**Your instructions**
Restate the records below word for word, and omit the images they hold.

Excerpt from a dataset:
▽

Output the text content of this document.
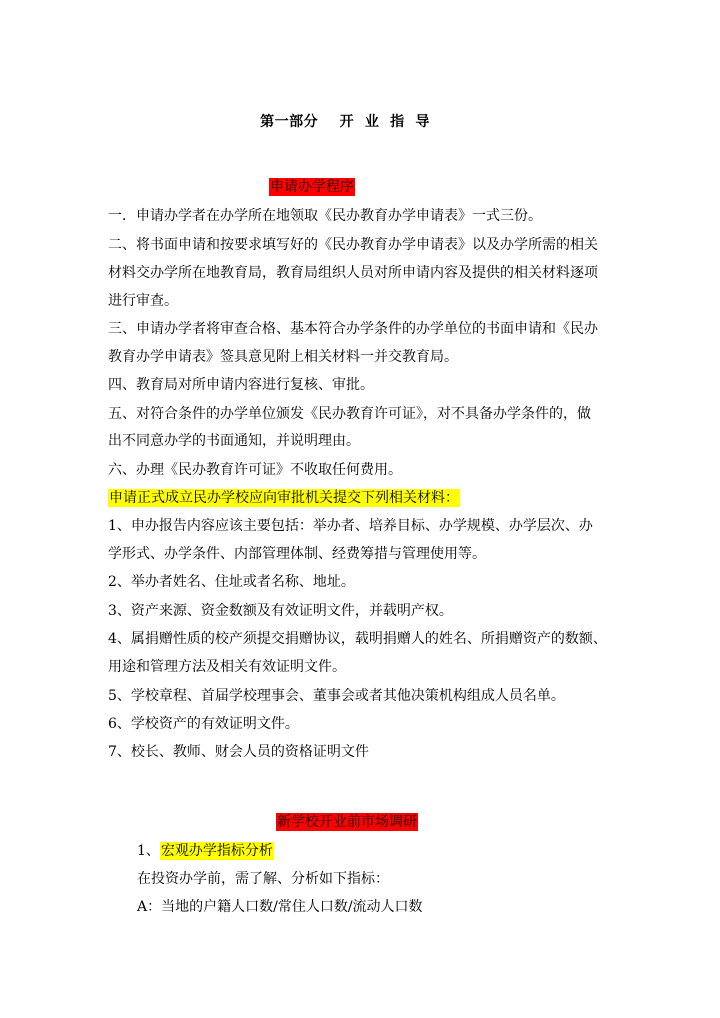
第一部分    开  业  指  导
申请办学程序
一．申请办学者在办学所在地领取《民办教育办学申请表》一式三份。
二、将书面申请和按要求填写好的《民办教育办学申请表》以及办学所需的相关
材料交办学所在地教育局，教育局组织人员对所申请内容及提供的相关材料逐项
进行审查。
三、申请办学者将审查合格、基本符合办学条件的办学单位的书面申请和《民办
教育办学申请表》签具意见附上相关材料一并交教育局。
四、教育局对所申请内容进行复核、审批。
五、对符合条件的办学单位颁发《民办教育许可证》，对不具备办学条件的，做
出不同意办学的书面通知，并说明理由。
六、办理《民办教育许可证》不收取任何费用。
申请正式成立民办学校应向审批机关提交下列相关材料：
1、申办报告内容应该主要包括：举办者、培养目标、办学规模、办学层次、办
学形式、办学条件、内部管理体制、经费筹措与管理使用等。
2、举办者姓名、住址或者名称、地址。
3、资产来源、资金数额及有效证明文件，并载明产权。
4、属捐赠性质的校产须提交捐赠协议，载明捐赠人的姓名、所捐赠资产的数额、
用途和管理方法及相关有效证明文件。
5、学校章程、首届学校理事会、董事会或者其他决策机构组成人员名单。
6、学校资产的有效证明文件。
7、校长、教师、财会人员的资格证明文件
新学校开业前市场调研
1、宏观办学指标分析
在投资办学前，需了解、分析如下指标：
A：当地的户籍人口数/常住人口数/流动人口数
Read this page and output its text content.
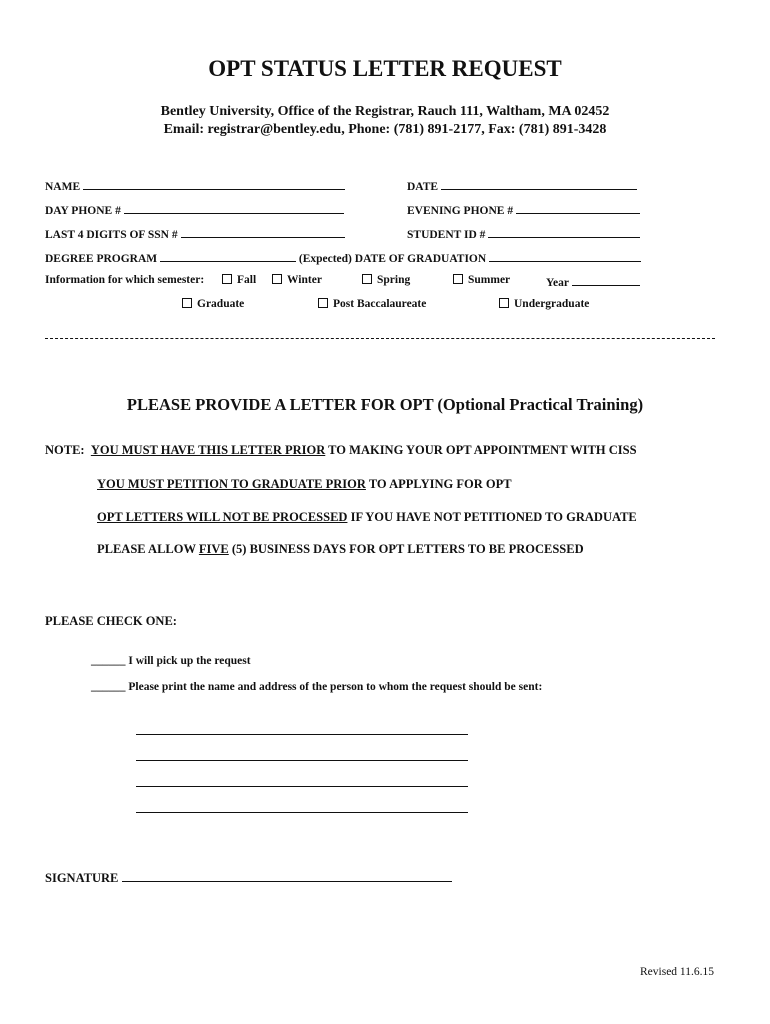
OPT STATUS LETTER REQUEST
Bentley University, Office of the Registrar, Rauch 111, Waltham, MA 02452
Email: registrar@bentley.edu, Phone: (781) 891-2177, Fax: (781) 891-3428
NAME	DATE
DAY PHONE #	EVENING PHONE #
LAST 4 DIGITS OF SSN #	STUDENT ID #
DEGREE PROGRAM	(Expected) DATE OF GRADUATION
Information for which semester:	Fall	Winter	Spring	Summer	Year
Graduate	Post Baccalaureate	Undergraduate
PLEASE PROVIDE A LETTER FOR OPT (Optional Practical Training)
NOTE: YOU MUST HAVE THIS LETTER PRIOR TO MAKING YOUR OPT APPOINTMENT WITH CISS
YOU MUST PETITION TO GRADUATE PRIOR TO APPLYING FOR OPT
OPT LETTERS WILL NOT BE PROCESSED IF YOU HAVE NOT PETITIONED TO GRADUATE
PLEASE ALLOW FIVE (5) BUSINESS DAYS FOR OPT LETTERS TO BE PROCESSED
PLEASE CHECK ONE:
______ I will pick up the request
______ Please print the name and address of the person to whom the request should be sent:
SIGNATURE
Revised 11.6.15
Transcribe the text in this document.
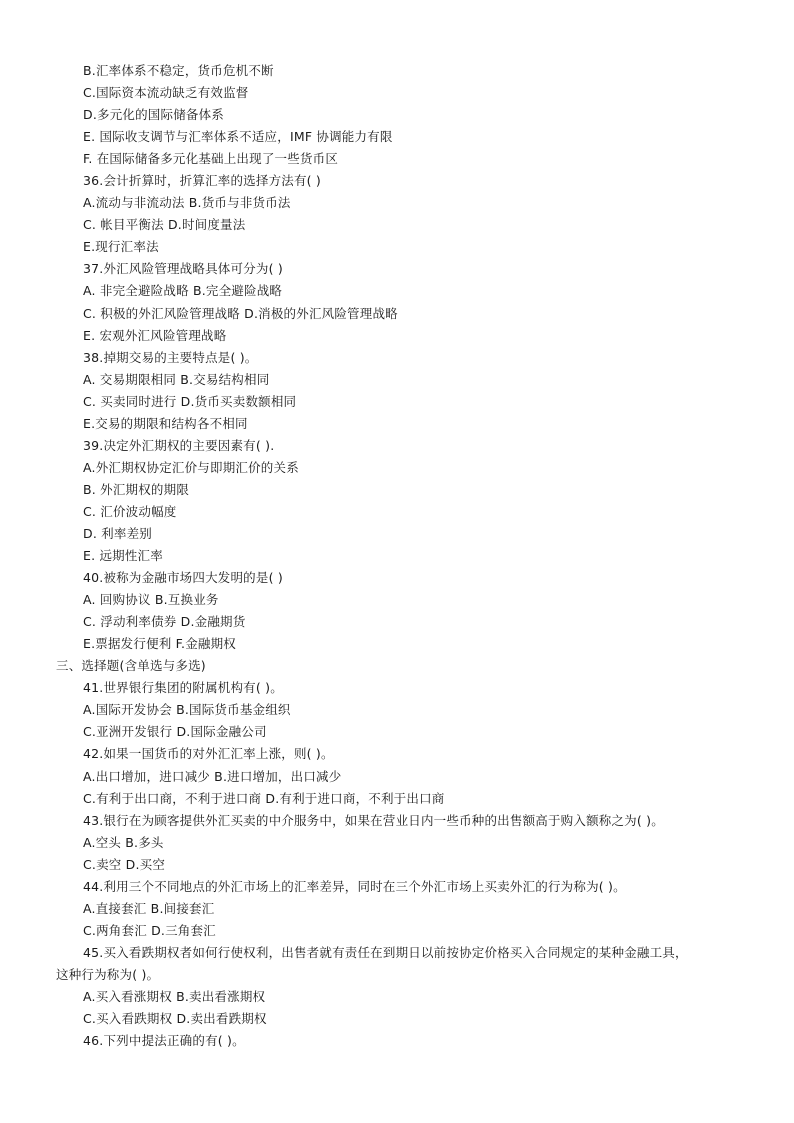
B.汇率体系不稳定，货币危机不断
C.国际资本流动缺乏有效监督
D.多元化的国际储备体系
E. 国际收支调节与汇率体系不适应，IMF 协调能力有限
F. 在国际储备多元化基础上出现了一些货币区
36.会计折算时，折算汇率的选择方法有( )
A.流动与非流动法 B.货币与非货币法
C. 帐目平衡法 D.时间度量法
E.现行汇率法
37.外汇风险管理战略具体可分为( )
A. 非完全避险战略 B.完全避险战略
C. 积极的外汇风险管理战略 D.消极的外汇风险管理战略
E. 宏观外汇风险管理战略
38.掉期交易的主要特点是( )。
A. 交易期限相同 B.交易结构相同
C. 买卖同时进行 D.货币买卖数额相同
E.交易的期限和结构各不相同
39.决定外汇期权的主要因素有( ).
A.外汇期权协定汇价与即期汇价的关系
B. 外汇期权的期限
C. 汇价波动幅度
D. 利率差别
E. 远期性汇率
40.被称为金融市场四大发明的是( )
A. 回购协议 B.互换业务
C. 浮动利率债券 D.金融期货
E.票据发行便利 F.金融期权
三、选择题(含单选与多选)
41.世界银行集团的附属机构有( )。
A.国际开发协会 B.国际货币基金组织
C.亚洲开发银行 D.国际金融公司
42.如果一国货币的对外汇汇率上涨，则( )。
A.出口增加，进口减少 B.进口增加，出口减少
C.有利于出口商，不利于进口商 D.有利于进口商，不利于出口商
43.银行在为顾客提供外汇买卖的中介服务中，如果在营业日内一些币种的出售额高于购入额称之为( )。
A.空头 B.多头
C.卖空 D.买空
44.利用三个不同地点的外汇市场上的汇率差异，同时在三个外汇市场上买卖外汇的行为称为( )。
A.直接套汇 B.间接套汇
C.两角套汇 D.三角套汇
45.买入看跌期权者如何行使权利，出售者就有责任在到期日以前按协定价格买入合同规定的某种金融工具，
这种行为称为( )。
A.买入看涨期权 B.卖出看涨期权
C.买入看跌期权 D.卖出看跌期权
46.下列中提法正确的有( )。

△

**Response to this task**
Output the text content of this document.
第一部分    开  业  指  导
申请办学程序
一．申请办学者在办学所在地领取《民办教育办学申请表》一式三份。
二、将书面申请和按要求填写好的《民办教育办学申请表》以及办学所需的相关
材料交办学所在地教育局，教育局组织人员对所申请内容及提供的相关材料逐项
进行审查。
三、申请办学者将审查合格、基本符合办学条件的办学单位的书面申请和《民办
教育办学申请表》签具意见附上相关材料一并交教育局。
四、教育局对所申请内容进行复核、审批。
五、对符合条件的办学单位颁发《民办教育许可证》，对不具备办学条件的，做
出不同意办学的书面通知，并说明理由。
六、办理《民办教育许可证》不收取任何费用。
申请正式成立民办学校应向审批机关提交下列相关材料：
1、申办报告内容应该主要包括：举办者、培养目标、办学规模、办学层次、办
学形式、办学条件、内部管理体制、经费筹措与管理使用等。
2、举办者姓名、住址或者名称、地址。
3、资产来源、资金数额及有效证明文件，并载明产权。
4、属捐赠性质的校产须提交捐赠协议，载明捐赠人的姓名、所捐赠资产的数额、
用途和管理方法及相关有效证明文件。
5、学校章程、首届学校理事会、董事会或者其他决策机构组成人员名单。
6、学校资产的有效证明文件。
7、校长、教师、财会人员的资格证明文件
新学校开业前市场调研
1、宏观办学指标分析
在投资办学前，需了解、分析如下指标：
A：当地的户籍人口数/常住人口数/流动人口数
Read this page and output its text content.
OPT STATUS LETTER REQUEST
Bentley University, Office of the Registrar, Rauch 111, Waltham, MA 02452
Email: registrar@bentley.edu, Phone: (781) 891-2177, Fax: (781) 891-3428
NAME	DATE
DAY PHONE #	EVENING PHONE #
LAST 4 DIGITS OF SSN #	STUDENT ID #
DEGREE PROGRAM	(Expected) DATE OF GRADUATION
Information for which semester:	Fall	Winter	Spring	Summer	Year
Graduate	Post Baccalaureate	Undergraduate
PLEASE PROVIDE A LETTER FOR OPT (Optional Practical Training)
NOTE: YOU MUST HAVE THIS LETTER PRIOR TO MAKING YOUR OPT APPOINTMENT WITH CISS
YOU MUST PETITION TO GRADUATE PRIOR TO APPLYING FOR OPT
OPT LETTERS WILL NOT BE PROCESSED IF YOU HAVE NOT PETITIONED TO GRADUATE
PLEASE ALLOW FIVE (5) BUSINESS DAYS FOR OPT LETTERS TO BE PROCESSED
PLEASE CHECK ONE:
______ I will pick up the request
______ Please print the name and address of the person to whom the request should be sent:
SIGNATURE
Revised 11.6.15
Transcribe the text in this document.
B.汇率体系不稳定，货币危机不断
C.国际资本流动缺乏有效监督
D.多元化的国际储备体系
E. 国际收支调节与汇率体系不适应，IMF 协调能力有限
F. 在国际储备多元化基础上出现了一些货币区
36.会计折算时，折算汇率的选择方法有( )
A.流动与非流动法 B.货币与非货币法
C. 帐目平衡法 D.时间度量法
E.现行汇率法
37.外汇风险管理战略具体可分为( )
A. 非完全避险战略 B.完全避险战略
C. 积极的外汇风险管理战略 D.消极的外汇风险管理战略
E. 宏观外汇风险管理战略
38.掉期交易的主要特点是( )。
A. 交易期限相同 B.交易结构相同
C. 买卖同时进行 D.货币买卖数额相同
E.交易的期限和结构各不相同
39.决定外汇期权的主要因素有( ).
A.外汇期权协定汇价与即期汇价的关系
B. 外汇期权的期限
C. 汇价波动幅度
D. 利率差别
E. 远期性汇率
40.被称为金融市场四大发明的是( )
A. 回购协议 B.互换业务
C. 浮动利率债券 D.金融期货
E.票据发行便利 F.金融期权
三、选择题(含单选与多选)
41.世界银行集团的附属机构有( )。
A.国际开发协会 B.国际货币基金组织
C.亚洲开发银行 D.国际金融公司
42.如果一国货币的对外汇汇率上涨，则( )。
A.出口增加，进口减少 B.进口增加，出口减少
C.有利于出口商，不利于进口商 D.有利于进口商，不利于出口商
43.银行在为顾客提供外汇买卖的中介服务中，如果在营业日内一些币种的出售额高于购入额称之为( )。
A.空头 B.多头
C.卖空 D.买空
44.利用三个不同地点的外汇市场上的汇率差异，同时在三个外汇市场上买卖外汇的行为称为( )。
A.直接套汇 B.间接套汇
C.两角套汇 D.三角套汇
45.买入看跌期权者如何行使权利，出售者就有责任在到期日以前按协定价格买入合同规定的某种金融工具，
这种行为称为( )。
A.买入看涨期权 B.卖出看涨期权
C.买入看跌期权 D.卖出看跌期权
46.下列中提法正确的有( )。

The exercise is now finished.